→ SET EXERCISE: Each line of the material must be returned exactly.

Data records
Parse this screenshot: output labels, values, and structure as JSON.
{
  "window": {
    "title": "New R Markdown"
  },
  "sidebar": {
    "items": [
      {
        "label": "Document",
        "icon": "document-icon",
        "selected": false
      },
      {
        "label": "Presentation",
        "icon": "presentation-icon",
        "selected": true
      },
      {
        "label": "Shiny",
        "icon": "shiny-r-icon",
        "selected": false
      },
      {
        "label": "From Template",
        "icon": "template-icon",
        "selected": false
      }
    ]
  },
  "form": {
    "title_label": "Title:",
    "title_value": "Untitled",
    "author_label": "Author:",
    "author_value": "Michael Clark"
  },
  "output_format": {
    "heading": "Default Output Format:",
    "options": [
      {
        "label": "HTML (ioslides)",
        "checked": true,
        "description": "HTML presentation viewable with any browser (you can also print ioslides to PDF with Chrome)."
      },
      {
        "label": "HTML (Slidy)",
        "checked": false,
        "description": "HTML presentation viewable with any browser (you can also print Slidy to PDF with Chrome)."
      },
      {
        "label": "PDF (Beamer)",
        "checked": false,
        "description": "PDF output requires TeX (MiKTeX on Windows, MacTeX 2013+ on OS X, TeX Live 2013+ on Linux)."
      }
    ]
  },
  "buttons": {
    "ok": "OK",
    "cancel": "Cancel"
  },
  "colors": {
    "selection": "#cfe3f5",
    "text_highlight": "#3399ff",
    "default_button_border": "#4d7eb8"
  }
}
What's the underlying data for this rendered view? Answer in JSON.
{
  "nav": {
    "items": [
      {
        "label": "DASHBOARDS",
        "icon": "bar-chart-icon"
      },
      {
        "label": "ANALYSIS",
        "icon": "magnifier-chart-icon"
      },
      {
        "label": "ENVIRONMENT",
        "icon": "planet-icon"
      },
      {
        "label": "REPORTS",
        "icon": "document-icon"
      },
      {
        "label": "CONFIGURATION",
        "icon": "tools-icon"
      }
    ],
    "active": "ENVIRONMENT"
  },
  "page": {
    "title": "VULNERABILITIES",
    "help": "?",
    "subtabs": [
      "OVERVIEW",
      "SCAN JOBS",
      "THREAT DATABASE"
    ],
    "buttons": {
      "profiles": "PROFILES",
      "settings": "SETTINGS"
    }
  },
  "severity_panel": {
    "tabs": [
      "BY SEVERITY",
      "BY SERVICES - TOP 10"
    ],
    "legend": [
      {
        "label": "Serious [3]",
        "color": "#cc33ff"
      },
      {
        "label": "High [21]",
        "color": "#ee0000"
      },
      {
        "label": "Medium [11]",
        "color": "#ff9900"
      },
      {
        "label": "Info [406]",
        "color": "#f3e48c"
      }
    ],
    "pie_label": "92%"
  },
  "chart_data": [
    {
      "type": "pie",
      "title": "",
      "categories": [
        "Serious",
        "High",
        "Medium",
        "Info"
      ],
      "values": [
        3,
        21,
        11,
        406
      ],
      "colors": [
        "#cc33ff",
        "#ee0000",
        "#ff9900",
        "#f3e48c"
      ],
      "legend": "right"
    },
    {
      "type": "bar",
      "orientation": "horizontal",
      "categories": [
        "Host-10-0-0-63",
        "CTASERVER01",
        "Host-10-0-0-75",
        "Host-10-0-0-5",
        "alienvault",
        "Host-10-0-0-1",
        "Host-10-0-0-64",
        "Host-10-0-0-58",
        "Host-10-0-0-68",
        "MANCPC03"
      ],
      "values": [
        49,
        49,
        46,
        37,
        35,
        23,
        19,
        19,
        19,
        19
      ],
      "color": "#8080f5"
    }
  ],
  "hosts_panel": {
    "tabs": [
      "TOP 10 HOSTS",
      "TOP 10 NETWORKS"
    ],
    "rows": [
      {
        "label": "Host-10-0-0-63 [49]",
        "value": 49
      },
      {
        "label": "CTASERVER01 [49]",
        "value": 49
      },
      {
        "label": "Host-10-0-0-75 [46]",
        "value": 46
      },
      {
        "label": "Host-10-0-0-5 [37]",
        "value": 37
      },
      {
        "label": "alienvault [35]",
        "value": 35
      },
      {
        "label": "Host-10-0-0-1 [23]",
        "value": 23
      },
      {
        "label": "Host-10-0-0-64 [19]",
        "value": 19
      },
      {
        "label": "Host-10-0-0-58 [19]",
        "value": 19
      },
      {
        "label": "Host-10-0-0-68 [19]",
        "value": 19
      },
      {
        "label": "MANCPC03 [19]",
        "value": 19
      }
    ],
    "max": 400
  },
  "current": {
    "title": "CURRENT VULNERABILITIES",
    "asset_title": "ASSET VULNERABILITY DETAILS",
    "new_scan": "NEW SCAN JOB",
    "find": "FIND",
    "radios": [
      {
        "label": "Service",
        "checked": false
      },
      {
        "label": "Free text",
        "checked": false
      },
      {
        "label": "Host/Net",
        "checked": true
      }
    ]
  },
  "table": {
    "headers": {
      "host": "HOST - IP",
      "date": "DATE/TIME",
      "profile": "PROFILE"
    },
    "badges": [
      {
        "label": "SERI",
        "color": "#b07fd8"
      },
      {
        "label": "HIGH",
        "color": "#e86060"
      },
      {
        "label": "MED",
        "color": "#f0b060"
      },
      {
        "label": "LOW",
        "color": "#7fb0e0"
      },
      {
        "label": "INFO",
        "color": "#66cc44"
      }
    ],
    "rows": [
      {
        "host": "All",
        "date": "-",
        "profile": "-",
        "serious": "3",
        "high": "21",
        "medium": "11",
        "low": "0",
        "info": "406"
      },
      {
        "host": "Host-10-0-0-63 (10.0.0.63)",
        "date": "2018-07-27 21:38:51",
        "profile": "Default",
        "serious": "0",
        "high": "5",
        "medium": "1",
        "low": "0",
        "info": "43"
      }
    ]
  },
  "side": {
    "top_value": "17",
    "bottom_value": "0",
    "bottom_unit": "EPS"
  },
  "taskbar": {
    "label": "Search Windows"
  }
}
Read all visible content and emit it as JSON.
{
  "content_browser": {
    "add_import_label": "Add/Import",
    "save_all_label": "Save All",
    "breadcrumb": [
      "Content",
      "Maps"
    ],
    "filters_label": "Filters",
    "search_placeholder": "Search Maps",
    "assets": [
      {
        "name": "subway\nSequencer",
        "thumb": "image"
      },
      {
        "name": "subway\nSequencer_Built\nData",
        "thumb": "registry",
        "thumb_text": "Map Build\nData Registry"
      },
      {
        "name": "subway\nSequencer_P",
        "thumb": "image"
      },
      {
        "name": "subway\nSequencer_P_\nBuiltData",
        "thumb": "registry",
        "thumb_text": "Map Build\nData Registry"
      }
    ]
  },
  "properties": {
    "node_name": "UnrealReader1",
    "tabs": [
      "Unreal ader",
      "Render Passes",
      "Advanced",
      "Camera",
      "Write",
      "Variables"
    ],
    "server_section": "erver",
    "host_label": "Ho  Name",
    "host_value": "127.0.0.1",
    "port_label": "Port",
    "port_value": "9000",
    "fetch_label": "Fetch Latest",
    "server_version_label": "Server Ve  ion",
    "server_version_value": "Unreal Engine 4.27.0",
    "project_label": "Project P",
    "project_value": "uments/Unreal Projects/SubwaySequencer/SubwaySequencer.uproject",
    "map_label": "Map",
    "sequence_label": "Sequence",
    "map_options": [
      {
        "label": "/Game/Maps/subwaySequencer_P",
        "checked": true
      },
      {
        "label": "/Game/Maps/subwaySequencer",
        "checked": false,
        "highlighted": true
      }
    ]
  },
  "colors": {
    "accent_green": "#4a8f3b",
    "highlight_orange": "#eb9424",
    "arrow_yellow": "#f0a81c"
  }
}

→ SOLUTION FOR THIS PROBLEM:
Parse this screenshot: output labels, values, and structure as JSON.
{
  "window": {
    "title": "New R Markdown"
  },
  "sidebar": {
    "items": [
      {
        "label": "Document",
        "icon": "document-icon",
        "selected": false
      },
      {
        "label": "Presentation",
        "icon": "presentation-icon",
        "selected": true
      },
      {
        "label": "Shiny",
        "icon": "shiny-r-icon",
        "selected": false
      },
      {
        "label": "From Template",
        "icon": "template-icon",
        "selected": false
      }
    ]
  },
  "form": {
    "title_label": "Title:",
    "title_value": "Untitled",
    "author_label": "Author:",
    "author_value": "Michael Clark"
  },
  "output_format": {
    "heading": "Default Output Format:",
    "options": [
      {
        "label": "HTML (ioslides)",
        "checked": true,
        "description": "HTML presentation viewable with any browser (you can also print ioslides to PDF with Chrome)."
      },
      {
        "label": "HTML (Slidy)",
        "checked": false,
        "description": "HTML presentation viewable with any browser (you can also print Slidy to PDF with Chrome)."
      },
      {
        "label": "PDF (Beamer)",
        "checked": false,
        "description": "PDF output requires TeX (MiKTeX on Windows, MacTeX 2013+ on OS X, TeX Live 2013+ on Linux)."
      }
    ]
  },
  "buttons": {
    "ok": "OK",
    "cancel": "Cancel"
  },
  "colors": {
    "selection": "#cfe3f5",
    "text_highlight": "#3399ff",
    "default_button_border": "#4d7eb8"
  }
}
What's the underlying data for this rendered view? Answer in JSON.
{
  "nav": {
    "items": [
      {
        "label": "DASHBOARDS",
        "icon": "bar-chart-icon"
      },
      {
        "label": "ANALYSIS",
        "icon": "magnifier-chart-icon"
      },
      {
        "label": "ENVIRONMENT",
        "icon": "planet-icon"
      },
      {
        "label": "REPORTS",
        "icon": "document-icon"
      },
      {
        "label": "CONFIGURATION",
        "icon": "tools-icon"
      }
    ],
    "active": "ENVIRONMENT"
  },
  "page": {
    "title": "VULNERABILITIES",
    "help": "?",
    "subtabs": [
      "OVERVIEW",
      "SCAN JOBS",
      "THREAT DATABASE"
    ],
    "buttons": {
      "profiles": "PROFILES",
      "settings": "SETTINGS"
    }
  },
  "severity_panel": {
    "tabs": [
      "BY SEVERITY",
      "BY SERVICES - TOP 10"
    ],
    "legend": [
      {
        "label": "Serious [3]",
        "color": "#cc33ff"
      },
      {
        "label": "High [21]",
        "color": "#ee0000"
      },
      {
        "label": "Medium [11]",
        "color": "#ff9900"
      },
      {
        "label": "Info [406]",
        "color": "#f3e48c"
      }
    ],
    "pie_label": "92%"
  },
  "chart_data": [
    {
      "type": "pie",
      "title": "",
      "categories": [
        "Serious",
        "High",
        "Medium",
        "Info"
      ],
      "values": [
        3,
        21,
        11,
        406
      ],
      "colors": [
        "#cc33ff",
        "#ee0000",
        "#ff9900",
        "#f3e48c"
      ],
      "legend": "right"
    },
    {
      "type": "bar",
      "orientation": "horizontal",
      "categories": [
        "Host-10-0-0-63",
        "CTASERVER01",
        "Host-10-0-0-75",
        "Host-10-0-0-5",
        "alienvault",
        "Host-10-0-0-1",
        "Host-10-0-0-64",
        "Host-10-0-0-58",
        "Host-10-0-0-68",
        "MANCPC03"
      ],
      "values": [
        49,
        49,
        46,
        37,
        35,
        23,
        19,
        19,
        19,
        19
      ],
      "color": "#8080f5"
    }
  ],
  "hosts_panel": {
    "tabs": [
      "TOP 10 HOSTS",
      "TOP 10 NETWORKS"
    ],
    "rows": [
      {
        "label": "Host-10-0-0-63 [49]",
        "value": 49
      },
      {
        "label": "CTASERVER01 [49]",
        "value": 49
      },
      {
        "label": "Host-10-0-0-75 [46]",
        "value": 46
      },
      {
        "label": "Host-10-0-0-5 [37]",
        "value": 37
      },
      {
        "label": "alienvault [35]",
        "value": 35
      },
      {
        "label": "Host-10-0-0-1 [23]",
        "value": 23
      },
      {
        "label": "Host-10-0-0-64 [19]",
        "value": 19
      },
      {
        "label": "Host-10-0-0-58 [19]",
        "value": 19
      },
      {
        "label": "Host-10-0-0-68 [19]",
        "value": 19
      },
      {
        "label": "MANCPC03 [19]",
        "value": 19
      }
    ],
    "max": 400
  },
  "current": {
    "title": "CURRENT VULNERABILITIES",
    "asset_title": "ASSET VULNERABILITY DETAILS",
    "new_scan": "NEW SCAN JOB",
    "find": "FIND",
    "radios": [
      {
        "label": "Service",
        "checked": false
      },
      {
        "label": "Free text",
        "checked": false
      },
      {
        "label": "Host/Net",
        "checked": true
      }
    ]
  },
  "table": {
    "headers": {
      "host": "HOST - IP",
      "date": "DATE/TIME",
      "profile": "PROFILE"
    },
    "badges": [
      {
        "label": "SERI",
        "color": "#b07fd8"
      },
      {
        "label": "HIGH",
        "color": "#e86060"
      },
      {
        "label": "MED",
        "color": "#f0b060"
      },
      {
        "label": "LOW",
        "color": "#7fb0e0"
      },
      {
        "label": "INFO",
        "color": "#66cc44"
      }
    ],
    "rows": [
      {
        "host": "All",
        "date": "-",
        "profile": "-",
        "serious": "3",
        "high": "21",
        "medium": "11",
        "low": "0",
        "info": "406"
      },
      {
        "host": "Host-10-0-0-63 (10.0.0.63)",
        "date": "2018-07-27 21:38:51",
        "profile": "Default",
        "serious": "0",
        "high": "5",
        "medium": "1",
        "low": "0",
        "info": "43"
      }
    ]
  },
  "side": {
    "top_value": "17",
    "bottom_value": "0",
    "bottom_unit": "EPS"
  },
  "taskbar": {
    "label": "Search Windows"
  }
}
Read all visible content and emit it as JSON.
{
  "content_browser": {
    "add_import_label": "Add/Import",
    "save_all_label": "Save All",
    "breadcrumb": [
      "Content",
      "Maps"
    ],
    "filters_label": "Filters",
    "search_placeholder": "Search Maps",
    "assets": [
      {
        "name": "subway\nSequencer",
        "thumb": "image"
      },
      {
        "name": "subway\nSequencer_Built\nData",
        "thumb": "registry",
        "thumb_text": "Map Build\nData Registry"
      },
      {
        "name": "subway\nSequencer_P",
        "thumb": "image"
      },
      {
        "name": "subway\nSequencer_P_\nBuiltData",
        "thumb": "registry",
        "thumb_text": "Map Build\nData Registry"
      }
    ]
  },
  "properties": {
    "node_name": "UnrealReader1",
    "tabs": [
      "Unreal ader",
      "Render Passes",
      "Advanced",
      "Camera",
      "Write",
      "Variables"
    ],
    "server_section": "erver",
    "host_label": "Ho  Name",
    "host_value": "127.0.0.1",
    "port_label": "Port",
    "port_value": "9000",
    "fetch_label": "Fetch Latest",
    "server_version_label": "Server Ve  ion",
    "server_version_value": "Unreal Engine 4.27.0",
    "project_label": "Project P",
    "project_value": "uments/Unreal Projects/SubwaySequencer/SubwaySequencer.uproject",
    "map_label": "Map",
    "sequence_label": "Sequence",
    "map_options": [
      {
        "label": "/Game/Maps/subwaySequencer_P",
        "checked": true
      },
      {
        "label": "/Game/Maps/subwaySequencer",
        "checked": false,
        "highlighted": true
      }
    ]
  },
  "colors": {
    "accent_green": "#4a8f3b",
    "highlight_orange": "#eb9424",
    "arrow_yellow": "#f0a81c"
  }
}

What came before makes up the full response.